What you will do ▸
Quote every line of the material beneath this one.

++++

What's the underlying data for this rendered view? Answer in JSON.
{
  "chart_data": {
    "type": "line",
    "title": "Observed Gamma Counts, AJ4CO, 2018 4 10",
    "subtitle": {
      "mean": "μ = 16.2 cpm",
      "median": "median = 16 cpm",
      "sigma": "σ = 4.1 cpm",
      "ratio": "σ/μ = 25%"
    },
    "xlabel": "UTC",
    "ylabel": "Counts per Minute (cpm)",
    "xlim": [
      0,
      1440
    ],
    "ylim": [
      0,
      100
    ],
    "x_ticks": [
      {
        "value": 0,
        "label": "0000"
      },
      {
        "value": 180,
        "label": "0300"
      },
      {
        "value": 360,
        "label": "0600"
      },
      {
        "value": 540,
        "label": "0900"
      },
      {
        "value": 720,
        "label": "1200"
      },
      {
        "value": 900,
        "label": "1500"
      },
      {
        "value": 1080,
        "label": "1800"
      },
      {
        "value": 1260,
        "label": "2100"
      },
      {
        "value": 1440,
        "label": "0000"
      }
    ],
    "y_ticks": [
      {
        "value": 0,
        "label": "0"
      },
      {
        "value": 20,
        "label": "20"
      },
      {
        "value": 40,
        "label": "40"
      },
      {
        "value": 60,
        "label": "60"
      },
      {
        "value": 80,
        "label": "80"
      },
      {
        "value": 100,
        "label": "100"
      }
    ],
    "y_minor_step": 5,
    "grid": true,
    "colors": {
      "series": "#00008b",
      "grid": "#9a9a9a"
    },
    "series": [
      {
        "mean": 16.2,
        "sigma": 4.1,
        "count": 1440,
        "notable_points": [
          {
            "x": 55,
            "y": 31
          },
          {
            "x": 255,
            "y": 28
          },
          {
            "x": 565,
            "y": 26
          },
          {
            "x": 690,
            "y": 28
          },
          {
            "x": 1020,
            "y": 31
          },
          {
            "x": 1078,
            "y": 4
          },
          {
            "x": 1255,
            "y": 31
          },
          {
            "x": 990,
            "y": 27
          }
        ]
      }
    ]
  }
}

++++

The result ▸
What's the underlying data for this rendered view? Answer in JSON.
{
  "chart_data": {
    "type": "line",
    "title": "Observed Gamma Counts, AJ4CO, 2018 4 10",
    "subtitle": {
      "mean": "μ = 16.2 cpm",
      "median": "median = 16 cpm",
      "sigma": "σ = 4.1 cpm",
      "ratio": "σ/μ = 25%"
    },
    "xlabel": "UTC",
    "ylabel": "Counts per Minute (cpm)",
    "xlim": [
      0,
      1440
    ],
    "ylim": [
      0,
      100
    ],
    "x_ticks": [
      {
        "value": 0,
        "label": "0000"
      },
      {
        "value": 180,
        "label": "0300"
      },
      {
        "value": 360,
        "label": "0600"
      },
      {
        "value": 540,
        "label": "0900"
      },
      {
        "value": 720,
        "label": "1200"
      },
      {
        "value": 900,
        "label": "1500"
      },
      {
        "value": 1080,
        "label": "1800"
      },
      {
        "value": 1260,
        "label": "2100"
      },
      {
        "value": 1440,
        "label": "0000"
      }
    ],
    "y_ticks": [
      {
        "value": 0,
        "label": "0"
      },
      {
        "value": 20,
        "label": "20"
      },
      {
        "value": 40,
        "label": "40"
      },
      {
        "value": 60,
        "label": "60"
      },
      {
        "value": 80,
        "label": "80"
      },
      {
        "value": 100,
        "label": "100"
      }
    ],
    "y_minor_step": 5,
    "grid": true,
    "colors": {
      "series": "#00008b",
      "grid": "#9a9a9a"
    },
    "series": [
      {
        "mean": 16.2,
        "sigma": 4.1,
        "count": 1440,
        "notable_points": [
          {
            "x": 55,
            "y": 31
          },
          {
            "x": 255,
            "y": 28
          },
          {
            "x": 565,
            "y": 26
          },
          {
            "x": 690,
            "y": 28
          },
          {
            "x": 1020,
            "y": 31
          },
          {
            "x": 1078,
            "y": 4
          },
          {
            "x": 1255,
            "y": 31
          },
          {
            "x": 990,
            "y": 27
          }
        ]
      }
    ]
  }
}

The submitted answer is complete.